- _SUPPLIED DATA_:

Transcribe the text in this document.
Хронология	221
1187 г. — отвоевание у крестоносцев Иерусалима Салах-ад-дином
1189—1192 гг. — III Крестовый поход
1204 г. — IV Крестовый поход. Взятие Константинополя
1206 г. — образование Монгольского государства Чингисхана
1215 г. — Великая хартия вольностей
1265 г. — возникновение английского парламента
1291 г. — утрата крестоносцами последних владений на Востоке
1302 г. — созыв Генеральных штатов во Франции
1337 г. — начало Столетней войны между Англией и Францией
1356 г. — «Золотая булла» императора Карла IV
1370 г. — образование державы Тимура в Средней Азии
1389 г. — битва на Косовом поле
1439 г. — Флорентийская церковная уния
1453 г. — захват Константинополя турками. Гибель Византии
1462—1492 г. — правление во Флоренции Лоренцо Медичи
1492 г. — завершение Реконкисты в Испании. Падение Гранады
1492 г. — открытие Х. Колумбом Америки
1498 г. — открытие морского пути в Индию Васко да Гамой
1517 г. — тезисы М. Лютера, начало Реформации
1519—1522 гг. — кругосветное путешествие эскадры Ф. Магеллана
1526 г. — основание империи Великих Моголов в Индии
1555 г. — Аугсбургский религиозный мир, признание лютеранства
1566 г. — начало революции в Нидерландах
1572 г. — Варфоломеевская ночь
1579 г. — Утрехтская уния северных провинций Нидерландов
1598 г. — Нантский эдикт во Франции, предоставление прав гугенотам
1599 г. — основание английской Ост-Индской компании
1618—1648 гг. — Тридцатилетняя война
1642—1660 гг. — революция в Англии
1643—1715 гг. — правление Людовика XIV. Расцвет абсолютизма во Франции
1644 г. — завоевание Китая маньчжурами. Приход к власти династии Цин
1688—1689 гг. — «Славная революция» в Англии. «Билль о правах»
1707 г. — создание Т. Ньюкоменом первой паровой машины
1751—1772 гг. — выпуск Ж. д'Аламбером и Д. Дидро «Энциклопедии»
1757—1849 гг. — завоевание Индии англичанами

- _WHAT NEEDS TO BE DONE_:
Your task is to give the records above again, exactly.

- _ANSWER TO THIS TASK_:
Transcribe the text in this document.
Хронология	221
1187 г. — отвоевание у крестоносцев Иерусалима Салах-ад-дином
1189—1192 гг. — III Крестовый поход
1204 г. — IV Крестовый поход. Взятие Константинополя
1206 г. — образование Монгольского государства Чингисхана
1215 г. — Великая хартия вольностей
1265 г. — возникновение английского парламента
1291 г. — утрата крестоносцами последних владений на Востоке
1302 г. — созыв Генеральных штатов во Франции
1337 г. — начало Столетней войны между Англией и Францией
1356 г. — «Золотая булла» императора Карла IV
1370 г. — образование державы Тимура в Средней Азии
1389 г. — битва на Косовом поле
1439 г. — Флорентийская церковная уния
1453 г. — захват Константинополя турками. Гибель Византии
1462—1492 г. — правление во Флоренции Лоренцо Медичи
1492 г. — завершение Реконкисты в Испании. Падение Гранады
1492 г. — открытие Х. Колумбом Америки
1498 г. — открытие морского пути в Индию Васко да Гамой
1517 г. — тезисы М. Лютера, начало Реформации
1519—1522 гг. — кругосветное путешествие эскадры Ф. Магеллана
1526 г. — основание империи Великих Моголов в Индии
1555 г. — Аугсбургский религиозный мир, признание лютеранства
1566 г. — начало революции в Нидерландах
1572 г. — Варфоломеевская ночь
1579 г. — Утрехтская уния северных провинций Нидерландов
1598 г. — Нантский эдикт во Франции, предоставление прав гугенотам
1599 г. — основание английской Ост-Индской компании
1618—1648 гг. — Тридцатилетняя война
1642—1660 гг. — революция в Англии
1643—1715 гг. — правление Людовика XIV. Расцвет абсолютизма во Франции
1644 г. — завоевание Китая маньчжурами. Приход к власти династии Цин
1688—1689 гг. — «Славная революция» в Англии. «Билль о правах»
1707 г. — создание Т. Ньюкоменом первой паровой машины
1751—1772 гг. — выпуск Ж. д'Аламбером и Д. Дидро «Энциклопедии»
1757—1849 гг. — завоевание Индии англичанами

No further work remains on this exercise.